• [Exercise task]
Search the records for "Maningning" and copy each line that holds it.

• [Supplied entries]
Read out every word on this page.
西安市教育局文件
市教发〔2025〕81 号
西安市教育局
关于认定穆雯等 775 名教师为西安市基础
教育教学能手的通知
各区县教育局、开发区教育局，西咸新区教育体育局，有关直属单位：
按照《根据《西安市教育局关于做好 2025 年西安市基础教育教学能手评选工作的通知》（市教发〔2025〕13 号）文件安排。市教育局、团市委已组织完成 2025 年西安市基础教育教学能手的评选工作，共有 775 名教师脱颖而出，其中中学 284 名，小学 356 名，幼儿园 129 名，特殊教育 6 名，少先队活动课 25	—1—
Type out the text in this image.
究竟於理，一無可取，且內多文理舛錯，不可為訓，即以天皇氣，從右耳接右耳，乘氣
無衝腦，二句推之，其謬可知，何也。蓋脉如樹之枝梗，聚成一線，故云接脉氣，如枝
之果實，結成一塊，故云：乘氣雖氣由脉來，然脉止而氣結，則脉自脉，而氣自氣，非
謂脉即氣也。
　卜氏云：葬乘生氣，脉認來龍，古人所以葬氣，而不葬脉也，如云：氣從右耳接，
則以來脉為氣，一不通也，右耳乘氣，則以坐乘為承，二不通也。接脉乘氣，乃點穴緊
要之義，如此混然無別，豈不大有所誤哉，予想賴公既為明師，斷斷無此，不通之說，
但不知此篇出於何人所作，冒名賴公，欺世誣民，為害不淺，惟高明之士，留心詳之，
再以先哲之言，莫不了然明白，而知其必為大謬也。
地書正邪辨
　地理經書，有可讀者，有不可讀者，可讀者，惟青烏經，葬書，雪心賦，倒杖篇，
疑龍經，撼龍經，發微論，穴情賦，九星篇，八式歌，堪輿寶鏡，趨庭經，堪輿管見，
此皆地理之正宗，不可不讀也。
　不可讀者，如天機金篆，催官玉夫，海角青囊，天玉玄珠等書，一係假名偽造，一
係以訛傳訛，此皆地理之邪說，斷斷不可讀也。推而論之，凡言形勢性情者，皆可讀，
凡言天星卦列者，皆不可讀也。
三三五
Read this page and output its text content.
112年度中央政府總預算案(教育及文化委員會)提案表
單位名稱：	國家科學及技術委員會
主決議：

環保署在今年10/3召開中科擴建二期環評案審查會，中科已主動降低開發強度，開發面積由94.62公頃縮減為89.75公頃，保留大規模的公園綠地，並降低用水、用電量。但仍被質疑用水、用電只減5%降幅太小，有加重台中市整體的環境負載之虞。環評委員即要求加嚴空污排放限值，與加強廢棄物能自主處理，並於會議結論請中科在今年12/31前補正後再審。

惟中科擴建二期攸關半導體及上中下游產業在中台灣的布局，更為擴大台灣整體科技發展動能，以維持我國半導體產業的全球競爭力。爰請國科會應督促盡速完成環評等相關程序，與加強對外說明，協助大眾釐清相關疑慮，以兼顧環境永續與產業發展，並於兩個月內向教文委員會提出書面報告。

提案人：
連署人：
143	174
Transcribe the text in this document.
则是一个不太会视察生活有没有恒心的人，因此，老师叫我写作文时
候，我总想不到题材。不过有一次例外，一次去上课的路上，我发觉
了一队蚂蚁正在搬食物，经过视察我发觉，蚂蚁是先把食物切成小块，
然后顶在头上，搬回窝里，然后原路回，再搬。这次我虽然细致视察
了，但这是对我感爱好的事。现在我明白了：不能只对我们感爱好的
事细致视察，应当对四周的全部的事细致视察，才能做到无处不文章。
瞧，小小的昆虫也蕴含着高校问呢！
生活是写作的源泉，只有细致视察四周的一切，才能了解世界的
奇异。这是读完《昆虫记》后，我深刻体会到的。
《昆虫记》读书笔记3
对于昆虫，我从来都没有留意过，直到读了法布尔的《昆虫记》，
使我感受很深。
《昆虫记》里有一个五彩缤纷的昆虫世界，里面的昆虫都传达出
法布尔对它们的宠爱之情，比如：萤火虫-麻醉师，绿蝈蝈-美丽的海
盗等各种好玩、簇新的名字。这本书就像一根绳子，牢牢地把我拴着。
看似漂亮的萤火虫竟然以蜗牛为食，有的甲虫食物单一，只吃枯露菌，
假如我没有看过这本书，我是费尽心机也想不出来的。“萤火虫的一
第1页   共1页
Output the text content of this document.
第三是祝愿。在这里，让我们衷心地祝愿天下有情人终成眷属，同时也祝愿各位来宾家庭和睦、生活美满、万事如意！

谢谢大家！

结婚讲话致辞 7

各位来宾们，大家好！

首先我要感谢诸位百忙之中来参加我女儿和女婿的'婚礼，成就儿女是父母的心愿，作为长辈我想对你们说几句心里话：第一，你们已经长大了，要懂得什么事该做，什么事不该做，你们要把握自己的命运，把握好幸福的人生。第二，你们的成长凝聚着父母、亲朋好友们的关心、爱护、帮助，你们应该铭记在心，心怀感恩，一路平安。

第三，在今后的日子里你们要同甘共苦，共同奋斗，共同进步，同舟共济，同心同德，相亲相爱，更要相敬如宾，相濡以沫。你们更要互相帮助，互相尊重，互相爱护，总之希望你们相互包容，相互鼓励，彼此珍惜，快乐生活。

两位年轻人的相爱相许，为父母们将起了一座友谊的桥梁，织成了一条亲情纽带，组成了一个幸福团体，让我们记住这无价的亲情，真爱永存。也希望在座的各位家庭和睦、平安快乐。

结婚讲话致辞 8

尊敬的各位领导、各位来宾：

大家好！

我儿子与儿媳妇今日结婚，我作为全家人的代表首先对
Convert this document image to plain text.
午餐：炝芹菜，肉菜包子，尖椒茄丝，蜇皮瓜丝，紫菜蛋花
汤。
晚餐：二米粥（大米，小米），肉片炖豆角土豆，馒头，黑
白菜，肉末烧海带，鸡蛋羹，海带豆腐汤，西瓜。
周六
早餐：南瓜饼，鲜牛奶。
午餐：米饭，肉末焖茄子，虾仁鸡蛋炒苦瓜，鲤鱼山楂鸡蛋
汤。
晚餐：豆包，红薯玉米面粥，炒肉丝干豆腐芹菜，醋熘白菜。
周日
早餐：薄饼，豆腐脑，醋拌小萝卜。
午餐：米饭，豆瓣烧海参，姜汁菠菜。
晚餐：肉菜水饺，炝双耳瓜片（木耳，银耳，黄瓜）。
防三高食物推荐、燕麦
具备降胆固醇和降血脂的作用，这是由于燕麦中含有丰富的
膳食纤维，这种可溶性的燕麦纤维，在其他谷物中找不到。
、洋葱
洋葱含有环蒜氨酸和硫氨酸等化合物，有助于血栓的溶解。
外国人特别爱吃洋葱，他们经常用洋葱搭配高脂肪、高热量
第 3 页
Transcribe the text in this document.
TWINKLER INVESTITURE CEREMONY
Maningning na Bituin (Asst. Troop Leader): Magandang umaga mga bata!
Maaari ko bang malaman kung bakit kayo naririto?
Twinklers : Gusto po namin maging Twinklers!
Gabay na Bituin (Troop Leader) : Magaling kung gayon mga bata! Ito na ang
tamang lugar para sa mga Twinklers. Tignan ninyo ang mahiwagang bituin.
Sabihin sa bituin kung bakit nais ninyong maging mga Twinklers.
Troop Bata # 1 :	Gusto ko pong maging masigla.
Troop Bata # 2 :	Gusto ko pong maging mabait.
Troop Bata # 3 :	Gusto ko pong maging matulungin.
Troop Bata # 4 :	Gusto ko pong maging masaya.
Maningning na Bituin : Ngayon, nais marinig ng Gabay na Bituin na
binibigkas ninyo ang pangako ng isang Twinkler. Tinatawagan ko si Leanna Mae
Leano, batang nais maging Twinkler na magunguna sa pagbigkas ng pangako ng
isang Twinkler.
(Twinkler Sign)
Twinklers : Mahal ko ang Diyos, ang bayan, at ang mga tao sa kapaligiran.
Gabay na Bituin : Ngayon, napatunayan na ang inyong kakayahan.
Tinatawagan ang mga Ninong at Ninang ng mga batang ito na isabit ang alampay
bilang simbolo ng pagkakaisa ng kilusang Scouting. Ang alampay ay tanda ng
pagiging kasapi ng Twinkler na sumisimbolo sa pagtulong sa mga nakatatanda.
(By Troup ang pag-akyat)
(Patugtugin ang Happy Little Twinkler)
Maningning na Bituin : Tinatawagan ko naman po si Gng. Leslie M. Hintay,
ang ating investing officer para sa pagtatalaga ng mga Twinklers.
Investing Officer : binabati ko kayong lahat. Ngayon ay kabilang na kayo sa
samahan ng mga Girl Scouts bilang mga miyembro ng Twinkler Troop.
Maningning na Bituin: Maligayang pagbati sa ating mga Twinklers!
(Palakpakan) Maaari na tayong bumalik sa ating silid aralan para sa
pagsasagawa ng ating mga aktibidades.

• [Task output]
Maningning na Bituin (Asst. Troop Leader): Magandang umaga mga bata!
Maningning na Bituin : Ngayon, nais marinig ng Gabay na Bituin na
Maningning na Bituin : Tinatawagan ko naman po si Gng. Leslie M. Hintay,
Maningning na Bituin: Maligayang pagbati sa ating mga Twinklers!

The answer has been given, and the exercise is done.